§ Requirement 1: Rewrite the records from their first line through the line with "vertical-scrollbar[interactable] — [2034, 401, 2039, 661]", changing "app-tile" to "app-card" and leaving everything else as it is.

§ Document section:
:::::
On Mon, May 17, 2021 at 9:32 AM Ian Kent <raven@themaw.net> wrote:
>
> On Fri, 2021-05-14 at 10:34 +0800, Fox Chen wrote:
> > On Fri, May 14, 2021 at 9:34 AM Ian Kent <raven@themaw.net> wrote:
> > >
> > > On Thu, 2021-05-13 at 23:37 +0800, Fox Chen wrote:
> > > > Hi Ian
> > > >
> > > > On Thu, May 13, 2021 at 10:10 PM Ian Kent <raven@themaw.net>
> > > > wrote:
> > > > >
> > > > > On Wed, 2021-05-12 at 16:54 +0800, Fox Chen wrote:
> > > > > > On Wed, May 12, 2021 at 4:47 PM Fox Chen
> > > > > > <foxhlchen@gmail.com>
> > > > > > wrote:
> > > > > > >
> > > > > > > Hi,
> > > > > > >
> > > > > > > I ran it on my benchmark (
> > > > > > > https://github.com/foxhlchen/sysfs_benchmark).
> > > > > > >
> > > > > > > machine: aws c5 (Intel Xeon with 96 logical cores)
> > > > > > > kernel: v5.12
> > > > > > > benchmark: create 96 threads and bind them to each core
> > > > > > > then
> > > > > > > run
> > > > > > > open+read+close on a sysfs file simultaneously for 1000
> > > > > > > times.
:::::
§ Exercise input:
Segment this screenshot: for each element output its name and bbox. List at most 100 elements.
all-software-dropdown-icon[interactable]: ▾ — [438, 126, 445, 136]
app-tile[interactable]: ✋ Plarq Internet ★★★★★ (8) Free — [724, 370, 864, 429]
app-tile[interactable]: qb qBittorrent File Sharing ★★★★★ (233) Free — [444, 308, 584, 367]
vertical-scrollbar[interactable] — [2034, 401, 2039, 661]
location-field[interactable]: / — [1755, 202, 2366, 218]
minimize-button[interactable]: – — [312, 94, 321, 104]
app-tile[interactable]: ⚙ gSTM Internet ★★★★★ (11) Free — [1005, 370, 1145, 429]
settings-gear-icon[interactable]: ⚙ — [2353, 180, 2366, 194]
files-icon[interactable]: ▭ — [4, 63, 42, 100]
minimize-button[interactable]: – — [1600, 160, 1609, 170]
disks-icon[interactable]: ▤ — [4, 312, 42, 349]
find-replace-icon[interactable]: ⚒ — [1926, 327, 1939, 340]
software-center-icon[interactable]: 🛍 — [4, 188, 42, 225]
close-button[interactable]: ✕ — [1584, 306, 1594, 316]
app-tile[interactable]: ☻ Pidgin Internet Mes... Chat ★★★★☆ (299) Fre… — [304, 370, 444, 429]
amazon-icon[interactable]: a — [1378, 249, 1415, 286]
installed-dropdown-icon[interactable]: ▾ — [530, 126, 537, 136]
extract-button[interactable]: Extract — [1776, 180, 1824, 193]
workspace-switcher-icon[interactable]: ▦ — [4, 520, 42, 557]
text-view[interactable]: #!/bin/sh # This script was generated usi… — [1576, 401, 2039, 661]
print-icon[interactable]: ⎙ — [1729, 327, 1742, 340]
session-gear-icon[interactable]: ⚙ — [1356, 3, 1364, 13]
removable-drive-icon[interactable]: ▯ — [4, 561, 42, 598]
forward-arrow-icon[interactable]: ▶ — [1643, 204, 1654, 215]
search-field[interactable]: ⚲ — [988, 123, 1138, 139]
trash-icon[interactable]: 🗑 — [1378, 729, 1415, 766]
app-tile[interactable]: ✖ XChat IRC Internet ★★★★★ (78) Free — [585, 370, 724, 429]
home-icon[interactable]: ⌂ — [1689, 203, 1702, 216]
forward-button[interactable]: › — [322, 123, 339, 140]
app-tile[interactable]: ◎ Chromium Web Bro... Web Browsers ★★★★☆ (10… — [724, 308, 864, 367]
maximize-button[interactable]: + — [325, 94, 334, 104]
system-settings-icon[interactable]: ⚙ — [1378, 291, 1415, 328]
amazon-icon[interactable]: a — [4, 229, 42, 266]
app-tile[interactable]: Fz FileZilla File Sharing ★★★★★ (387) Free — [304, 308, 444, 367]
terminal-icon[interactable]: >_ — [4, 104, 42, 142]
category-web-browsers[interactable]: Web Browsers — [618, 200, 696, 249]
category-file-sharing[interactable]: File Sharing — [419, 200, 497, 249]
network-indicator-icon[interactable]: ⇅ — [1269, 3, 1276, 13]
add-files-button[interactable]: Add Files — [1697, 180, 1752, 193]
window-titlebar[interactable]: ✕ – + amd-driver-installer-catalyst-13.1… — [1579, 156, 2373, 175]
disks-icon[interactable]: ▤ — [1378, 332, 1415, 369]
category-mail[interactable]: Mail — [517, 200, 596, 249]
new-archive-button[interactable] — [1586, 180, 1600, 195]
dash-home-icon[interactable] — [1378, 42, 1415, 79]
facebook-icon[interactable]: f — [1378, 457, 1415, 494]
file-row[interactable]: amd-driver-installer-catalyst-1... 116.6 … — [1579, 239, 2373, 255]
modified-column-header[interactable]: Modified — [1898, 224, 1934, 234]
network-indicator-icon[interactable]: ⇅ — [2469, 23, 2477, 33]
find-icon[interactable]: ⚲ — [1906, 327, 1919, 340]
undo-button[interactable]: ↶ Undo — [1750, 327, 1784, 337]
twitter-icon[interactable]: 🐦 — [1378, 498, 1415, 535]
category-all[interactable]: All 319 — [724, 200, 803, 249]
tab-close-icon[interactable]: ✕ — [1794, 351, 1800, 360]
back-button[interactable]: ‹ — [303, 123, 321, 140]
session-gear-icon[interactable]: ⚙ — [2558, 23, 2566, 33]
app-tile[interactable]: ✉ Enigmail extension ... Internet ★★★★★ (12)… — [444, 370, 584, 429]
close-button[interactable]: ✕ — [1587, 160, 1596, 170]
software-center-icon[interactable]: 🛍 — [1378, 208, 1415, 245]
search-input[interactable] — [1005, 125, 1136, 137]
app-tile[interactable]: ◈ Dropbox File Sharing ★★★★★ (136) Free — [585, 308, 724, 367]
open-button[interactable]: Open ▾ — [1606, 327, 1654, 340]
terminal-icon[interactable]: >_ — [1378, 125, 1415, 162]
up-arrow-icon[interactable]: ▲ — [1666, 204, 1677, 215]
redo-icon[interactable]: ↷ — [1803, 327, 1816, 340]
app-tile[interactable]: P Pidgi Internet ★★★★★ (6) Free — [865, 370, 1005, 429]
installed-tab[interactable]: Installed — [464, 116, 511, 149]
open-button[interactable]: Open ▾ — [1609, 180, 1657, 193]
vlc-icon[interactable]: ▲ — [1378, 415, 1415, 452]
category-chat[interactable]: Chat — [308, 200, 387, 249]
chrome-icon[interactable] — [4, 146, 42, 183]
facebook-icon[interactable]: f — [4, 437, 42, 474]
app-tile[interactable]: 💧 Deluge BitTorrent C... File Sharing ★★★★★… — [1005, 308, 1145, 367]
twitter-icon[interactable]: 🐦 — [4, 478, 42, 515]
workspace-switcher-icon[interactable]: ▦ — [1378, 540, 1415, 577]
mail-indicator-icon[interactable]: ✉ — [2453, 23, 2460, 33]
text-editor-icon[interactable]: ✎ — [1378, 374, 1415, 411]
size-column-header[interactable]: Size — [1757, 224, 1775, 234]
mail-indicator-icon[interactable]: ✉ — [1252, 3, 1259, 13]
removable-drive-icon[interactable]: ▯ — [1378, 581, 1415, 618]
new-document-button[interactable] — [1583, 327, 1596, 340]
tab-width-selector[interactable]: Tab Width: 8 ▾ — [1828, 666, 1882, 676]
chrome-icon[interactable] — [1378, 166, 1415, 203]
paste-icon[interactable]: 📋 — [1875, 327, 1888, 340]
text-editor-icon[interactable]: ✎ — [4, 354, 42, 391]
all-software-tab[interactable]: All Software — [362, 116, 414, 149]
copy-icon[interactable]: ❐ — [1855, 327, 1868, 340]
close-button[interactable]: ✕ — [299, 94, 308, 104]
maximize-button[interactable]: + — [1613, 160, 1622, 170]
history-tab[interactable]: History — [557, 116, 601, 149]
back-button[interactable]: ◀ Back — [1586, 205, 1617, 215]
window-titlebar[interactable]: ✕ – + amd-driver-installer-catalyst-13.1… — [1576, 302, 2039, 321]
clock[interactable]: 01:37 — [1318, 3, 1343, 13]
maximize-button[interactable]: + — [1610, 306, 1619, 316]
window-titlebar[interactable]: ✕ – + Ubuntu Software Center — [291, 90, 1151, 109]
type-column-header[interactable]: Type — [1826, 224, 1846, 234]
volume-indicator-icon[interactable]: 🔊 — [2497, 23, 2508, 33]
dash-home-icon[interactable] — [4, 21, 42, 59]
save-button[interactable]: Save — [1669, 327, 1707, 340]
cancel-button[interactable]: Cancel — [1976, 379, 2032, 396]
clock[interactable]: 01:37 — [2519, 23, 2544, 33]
:::::
§ Requirement 2: In the email thread, condense the paragraph beginning "machine: aws c5" into a short list that keeps its main facts.

§ Exercise solution 1:
Segment this screenshot: for each element output its name and bbox. List at most 100 elements.
all-software-dropdown-icon[interactable]: ▾ — [438, 126, 445, 136]
app-card[interactable]: ✋ Plarq Internet ★★★★★ (8) Free — [724, 370, 864, 429]
app-card[interactable]: qb qBittorrent File Sharing ★★★★★ (233) Free — [444, 308, 584, 367]
vertical-scrollbar[interactable] — [2034, 401, 2039, 661]

§ Exercise solution 2:
- Machine: AWS c5 (Intel Xeon with 96 logical cores)
- Kernel: v5.12
- Benchmark: 96 threads, each bound to a core, run open+read+close on a sysfs file simultaneously, 1000 times